Given instruction:
In your copy, reproduce the entries exactly as they are, minus the images.

+ + + + + + +

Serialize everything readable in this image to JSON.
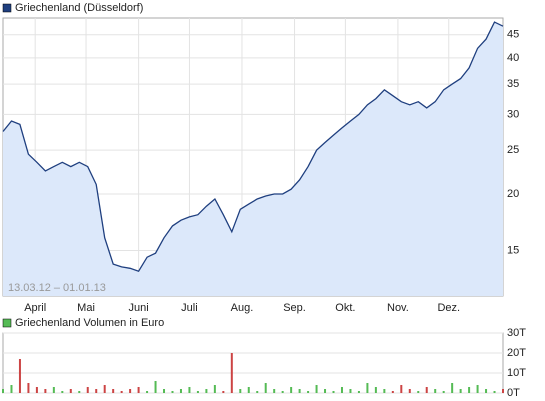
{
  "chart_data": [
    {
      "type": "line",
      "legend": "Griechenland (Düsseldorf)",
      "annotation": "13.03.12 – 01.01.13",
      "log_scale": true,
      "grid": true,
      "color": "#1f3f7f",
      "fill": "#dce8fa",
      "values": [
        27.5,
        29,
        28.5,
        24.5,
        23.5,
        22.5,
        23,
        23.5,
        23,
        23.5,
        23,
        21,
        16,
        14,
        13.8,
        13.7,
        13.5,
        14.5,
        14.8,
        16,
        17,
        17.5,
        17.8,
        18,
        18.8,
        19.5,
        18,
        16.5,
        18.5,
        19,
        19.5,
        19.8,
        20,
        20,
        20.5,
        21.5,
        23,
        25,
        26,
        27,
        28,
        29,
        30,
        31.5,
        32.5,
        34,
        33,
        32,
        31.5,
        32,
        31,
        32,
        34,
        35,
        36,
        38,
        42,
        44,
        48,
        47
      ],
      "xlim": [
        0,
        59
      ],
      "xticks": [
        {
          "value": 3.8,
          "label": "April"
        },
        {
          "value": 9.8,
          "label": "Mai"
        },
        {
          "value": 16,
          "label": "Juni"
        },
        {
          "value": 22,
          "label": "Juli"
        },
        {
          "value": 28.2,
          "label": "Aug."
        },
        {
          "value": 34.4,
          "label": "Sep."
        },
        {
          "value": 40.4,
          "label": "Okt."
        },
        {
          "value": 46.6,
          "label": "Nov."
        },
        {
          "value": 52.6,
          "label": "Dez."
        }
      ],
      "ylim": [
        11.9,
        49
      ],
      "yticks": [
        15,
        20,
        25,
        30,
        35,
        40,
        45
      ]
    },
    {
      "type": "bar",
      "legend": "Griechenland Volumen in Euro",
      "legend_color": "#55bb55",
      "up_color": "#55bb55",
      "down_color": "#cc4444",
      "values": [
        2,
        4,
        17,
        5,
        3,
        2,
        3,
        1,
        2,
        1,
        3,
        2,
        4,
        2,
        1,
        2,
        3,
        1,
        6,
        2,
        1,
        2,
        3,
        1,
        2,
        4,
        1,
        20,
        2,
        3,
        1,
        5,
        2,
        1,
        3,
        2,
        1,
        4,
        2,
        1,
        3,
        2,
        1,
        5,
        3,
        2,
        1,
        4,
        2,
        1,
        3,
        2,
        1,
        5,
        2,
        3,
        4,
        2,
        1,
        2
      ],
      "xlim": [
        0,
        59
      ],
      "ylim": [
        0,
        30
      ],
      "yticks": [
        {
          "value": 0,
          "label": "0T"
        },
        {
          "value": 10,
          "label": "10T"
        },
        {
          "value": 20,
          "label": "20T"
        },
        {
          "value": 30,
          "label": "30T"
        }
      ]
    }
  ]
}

+ + + + + + +

Exercise output:
Serialize everything readable in this image to JSON.
{
  "chart_data": [
    {
      "type": "line",
      "legend": "Griechenland (Düsseldorf)",
      "annotation": "13.03.12 – 01.01.13",
      "log_scale": true,
      "grid": true,
      "color": "#1f3f7f",
      "fill": "#dce8fa",
      "values": [
        27.5,
        29,
        28.5,
        24.5,
        23.5,
        22.5,
        23,
        23.5,
        23,
        23.5,
        23,
        21,
        16,
        14,
        13.8,
        13.7,
        13.5,
        14.5,
        14.8,
        16,
        17,
        17.5,
        17.8,
        18,
        18.8,
        19.5,
        18,
        16.5,
        18.5,
        19,
        19.5,
        19.8,
        20,
        20,
        20.5,
        21.5,
        23,
        25,
        26,
        27,
        28,
        29,
        30,
        31.5,
        32.5,
        34,
        33,
        32,
        31.5,
        32,
        31,
        32,
        34,
        35,
        36,
        38,
        42,
        44,
        48,
        47
      ],
      "xlim": [
        0,
        59
      ],
      "xticks": [
        {
          "value": 3.8,
          "label": "April"
        },
        {
          "value": 9.8,
          "label": "Mai"
        },
        {
          "value": 16,
          "label": "Juni"
        },
        {
          "value": 22,
          "label": "Juli"
        },
        {
          "value": 28.2,
          "label": "Aug."
        },
        {
          "value": 34.4,
          "label": "Sep."
        },
        {
          "value": 40.4,
          "label": "Okt."
        },
        {
          "value": 46.6,
          "label": "Nov."
        },
        {
          "value": 52.6,
          "label": "Dez."
        }
      ],
      "ylim": [
        11.9,
        49
      ],
      "yticks": [
        15,
        20,
        25,
        30,
        35,
        40,
        45
      ]
    },
    {
      "type": "bar",
      "legend": "Griechenland Volumen in Euro",
      "legend_color": "#55bb55",
      "up_color": "#55bb55",
      "down_color": "#cc4444",
      "values": [
        2,
        4,
        17,
        5,
        3,
        2,
        3,
        1,
        2,
        1,
        3,
        2,
        4,
        2,
        1,
        2,
        3,
        1,
        6,
        2,
        1,
        2,
        3,
        1,
        2,
        4,
        1,
        20,
        2,
        3,
        1,
        5,
        2,
        1,
        3,
        2,
        1,
        4,
        2,
        1,
        3,
        2,
        1,
        5,
        3,
        2,
        1,
        4,
        2,
        1,
        3,
        2,
        1,
        5,
        2,
        3,
        4,
        2,
        1,
        2
      ],
      "xlim": [
        0,
        59
      ],
      "ylim": [
        0,
        30
      ],
      "yticks": [
        {
          "value": 0,
          "label": "0T"
        },
        {
          "value": 10,
          "label": "10T"
        },
        {
          "value": 20,
          "label": "20T"
        },
        {
          "value": 30,
          "label": "30T"
        }
      ]
    }
  ]
}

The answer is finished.